▶ Instruction:
Retype the material word for word.

* start Dataset *

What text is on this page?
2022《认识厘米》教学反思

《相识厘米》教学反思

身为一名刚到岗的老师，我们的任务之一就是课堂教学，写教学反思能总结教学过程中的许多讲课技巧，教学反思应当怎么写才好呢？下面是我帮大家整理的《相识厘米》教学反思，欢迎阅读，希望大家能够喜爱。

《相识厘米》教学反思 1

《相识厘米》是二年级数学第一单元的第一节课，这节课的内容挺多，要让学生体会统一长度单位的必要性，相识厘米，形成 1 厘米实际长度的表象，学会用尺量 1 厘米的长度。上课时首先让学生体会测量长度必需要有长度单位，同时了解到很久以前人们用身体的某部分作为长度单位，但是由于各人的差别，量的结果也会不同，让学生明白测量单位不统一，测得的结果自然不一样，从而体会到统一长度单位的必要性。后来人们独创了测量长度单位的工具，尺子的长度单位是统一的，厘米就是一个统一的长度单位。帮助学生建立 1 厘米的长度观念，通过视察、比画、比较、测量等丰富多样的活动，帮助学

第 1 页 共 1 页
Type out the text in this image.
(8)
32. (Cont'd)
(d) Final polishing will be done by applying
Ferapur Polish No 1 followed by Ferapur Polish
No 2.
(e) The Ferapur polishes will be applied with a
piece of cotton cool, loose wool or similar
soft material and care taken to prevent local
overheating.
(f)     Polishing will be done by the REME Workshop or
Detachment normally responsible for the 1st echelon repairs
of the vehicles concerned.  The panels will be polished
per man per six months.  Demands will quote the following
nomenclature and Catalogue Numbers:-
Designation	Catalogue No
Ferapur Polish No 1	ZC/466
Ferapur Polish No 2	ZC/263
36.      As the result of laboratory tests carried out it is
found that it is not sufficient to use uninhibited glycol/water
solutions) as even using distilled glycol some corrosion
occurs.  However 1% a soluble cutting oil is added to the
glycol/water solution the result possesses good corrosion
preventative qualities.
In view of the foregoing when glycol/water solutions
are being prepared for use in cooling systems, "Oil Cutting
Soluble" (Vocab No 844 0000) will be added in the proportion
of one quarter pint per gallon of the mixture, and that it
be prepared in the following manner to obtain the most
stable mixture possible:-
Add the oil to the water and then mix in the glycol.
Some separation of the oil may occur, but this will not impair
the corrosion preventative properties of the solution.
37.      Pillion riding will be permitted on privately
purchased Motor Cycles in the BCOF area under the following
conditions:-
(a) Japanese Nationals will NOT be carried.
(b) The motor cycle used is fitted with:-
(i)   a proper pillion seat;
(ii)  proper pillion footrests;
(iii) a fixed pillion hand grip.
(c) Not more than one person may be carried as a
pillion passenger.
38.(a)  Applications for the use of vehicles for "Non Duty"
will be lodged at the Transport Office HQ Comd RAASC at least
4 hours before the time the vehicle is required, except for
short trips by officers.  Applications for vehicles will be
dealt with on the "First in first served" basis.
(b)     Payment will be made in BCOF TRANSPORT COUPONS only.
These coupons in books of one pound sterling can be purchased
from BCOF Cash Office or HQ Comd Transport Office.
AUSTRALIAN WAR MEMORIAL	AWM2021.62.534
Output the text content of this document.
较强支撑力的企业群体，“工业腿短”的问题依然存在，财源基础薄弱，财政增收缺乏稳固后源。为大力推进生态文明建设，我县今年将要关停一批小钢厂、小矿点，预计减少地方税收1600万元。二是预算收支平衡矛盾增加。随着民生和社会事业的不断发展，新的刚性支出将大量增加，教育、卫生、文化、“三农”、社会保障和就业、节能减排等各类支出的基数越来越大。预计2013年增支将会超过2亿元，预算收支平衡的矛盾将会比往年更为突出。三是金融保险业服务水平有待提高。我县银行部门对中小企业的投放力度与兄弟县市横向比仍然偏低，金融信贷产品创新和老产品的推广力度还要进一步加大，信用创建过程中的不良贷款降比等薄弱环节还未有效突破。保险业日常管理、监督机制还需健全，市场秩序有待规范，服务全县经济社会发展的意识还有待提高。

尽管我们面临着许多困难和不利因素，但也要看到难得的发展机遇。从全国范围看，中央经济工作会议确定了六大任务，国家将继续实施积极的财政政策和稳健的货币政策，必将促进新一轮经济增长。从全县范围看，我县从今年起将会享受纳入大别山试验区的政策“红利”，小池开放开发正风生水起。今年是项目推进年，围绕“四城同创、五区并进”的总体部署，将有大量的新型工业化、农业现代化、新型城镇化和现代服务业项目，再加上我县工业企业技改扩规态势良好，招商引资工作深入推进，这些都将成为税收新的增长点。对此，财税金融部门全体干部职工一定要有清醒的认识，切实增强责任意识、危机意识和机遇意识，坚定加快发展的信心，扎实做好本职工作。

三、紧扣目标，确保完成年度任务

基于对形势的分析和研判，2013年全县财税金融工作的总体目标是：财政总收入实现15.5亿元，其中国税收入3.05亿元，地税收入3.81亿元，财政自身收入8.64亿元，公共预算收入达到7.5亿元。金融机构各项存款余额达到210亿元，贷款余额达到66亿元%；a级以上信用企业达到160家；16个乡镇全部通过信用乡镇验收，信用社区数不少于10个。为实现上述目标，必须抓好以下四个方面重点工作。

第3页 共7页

* end Dataset *

▶ Problem solution:
What text is on this page?
2022《认识厘米》教学反思

《相识厘米》教学反思

身为一名刚到岗的老师，我们的任务之一就是课堂教学，写教学反思能总结教学过程中的许多讲课技巧，教学反思应当怎么写才好呢？下面是我帮大家整理的《相识厘米》教学反思，欢迎阅读，希望大家能够喜爱。

《相识厘米》教学反思 1

《相识厘米》是二年级数学第一单元的第一节课，这节课的内容挺多，要让学生体会统一长度单位的必要性，相识厘米，形成 1 厘米实际长度的表象，学会用尺量 1 厘米的长度。上课时首先让学生体会测量长度必需要有长度单位，同时了解到很久以前人们用身体的某部分作为长度单位，但是由于各人的差别，量的结果也会不同，让学生明白测量单位不统一，测得的结果自然不一样，从而体会到统一长度单位的必要性。后来人们独创了测量长度单位的工具，尺子的长度单位是统一的，厘米就是一个统一的长度单位。帮助学生建立 1 厘米的长度观念，通过视察、比画、比较、测量等丰富多样的活动，帮助学

第 1 页 共 1 页
Type out the text in this image.
(8)
32. (Cont'd)
(d) Final polishing will be done by applying
Ferapur Polish No 1 followed by Ferapur Polish
No 2.
(e) The Ferapur polishes will be applied with a
piece of cotton cool, loose wool or similar
soft material and care taken to prevent local
overheating.
(f)     Polishing will be done by the REME Workshop or
Detachment normally responsible for the 1st echelon repairs
of the vehicles concerned.  The panels will be polished
per man per six months.  Demands will quote the following
nomenclature and Catalogue Numbers:-
Designation	Catalogue No
Ferapur Polish No 1	ZC/466
Ferapur Polish No 2	ZC/263
36.      As the result of laboratory tests carried out it is
found that it is not sufficient to use uninhibited glycol/water
solutions) as even using distilled glycol some corrosion
occurs.  However 1% a soluble cutting oil is added to the
glycol/water solution the result possesses good corrosion
preventative qualities.
In view of the foregoing when glycol/water solutions
are being prepared for use in cooling systems, "Oil Cutting
Soluble" (Vocab No 844 0000) will be added in the proportion
of one quarter pint per gallon of the mixture, and that it
be prepared in the following manner to obtain the most
stable mixture possible:-
Add the oil to the water and then mix in the glycol.
Some separation of the oil may occur, but this will not impair
the corrosion preventative properties of the solution.
37.      Pillion riding will be permitted on privately
purchased Motor Cycles in the BCOF area under the following
conditions:-
(a) Japanese Nationals will NOT be carried.
(b) The motor cycle used is fitted with:-
(i)   a proper pillion seat;
(ii)  proper pillion footrests;
(iii) a fixed pillion hand grip.
(c) Not more than one person may be carried as a
pillion passenger.
38.(a)  Applications for the use of vehicles for "Non Duty"
will be lodged at the Transport Office HQ Comd RAASC at least
4 hours before the time the vehicle is required, except for
short trips by officers.  Applications for vehicles will be
dealt with on the "First in first served" basis.
(b)     Payment will be made in BCOF TRANSPORT COUPONS only.
These coupons in books of one pound sterling can be purchased
from BCOF Cash Office or HQ Comd Transport Office.
AUSTRALIAN WAR MEMORIAL	AWM2021.62.534
Output the text content of this document.
较强支撑力的企业群体，“工业腿短”的问题依然存在，财源基础薄弱，财政增收缺乏稳固后源。为大力推进生态文明建设，我县今年将要关停一批小钢厂、小矿点，预计减少地方税收1600万元。二是预算收支平衡矛盾增加。随着民生和社会事业的不断发展，新的刚性支出将大量增加，教育、卫生、文化、“三农”、社会保障和就业、节能减排等各类支出的基数越来越大。预计2013年增支将会超过2亿元，预算收支平衡的矛盾将会比往年更为突出。三是金融保险业服务水平有待提高。我县银行部门对中小企业的投放力度与兄弟县市横向比仍然偏低，金融信贷产品创新和老产品的推广力度还要进一步加大，信用创建过程中的不良贷款降比等薄弱环节还未有效突破。保险业日常管理、监督机制还需健全，市场秩序有待规范，服务全县经济社会发展的意识还有待提高。

尽管我们面临着许多困难和不利因素，但也要看到难得的发展机遇。从全国范围看，中央经济工作会议确定了六大任务，国家将继续实施积极的财政政策和稳健的货币政策，必将促进新一轮经济增长。从全县范围看，我县从今年起将会享受纳入大别山试验区的政策“红利”，小池开放开发正风生水起。今年是项目推进年，围绕“四城同创、五区并进”的总体部署，将有大量的新型工业化、农业现代化、新型城镇化和现代服务业项目，再加上我县工业企业技改扩规态势良好，招商引资工作深入推进，这些都将成为税收新的增长点。对此，财税金融部门全体干部职工一定要有清醒的认识，切实增强责任意识、危机意识和机遇意识，坚定加快发展的信心，扎实做好本职工作。

三、紧扣目标，确保完成年度任务

基于对形势的分析和研判，2013年全县财税金融工作的总体目标是：财政总收入实现15.5亿元，其中国税收入3.05亿元，地税收入3.81亿元，财政自身收入8.64亿元，公共预算收入达到7.5亿元。金融机构各项存款余额达到210亿元，贷款余额达到66亿元%；a级以上信用企业达到160家；16个乡镇全部通过信用乡镇验收，信用社区数不少于10个。为实现上述目标，必须抓好以下四个方面重点工作。

第3页 共7页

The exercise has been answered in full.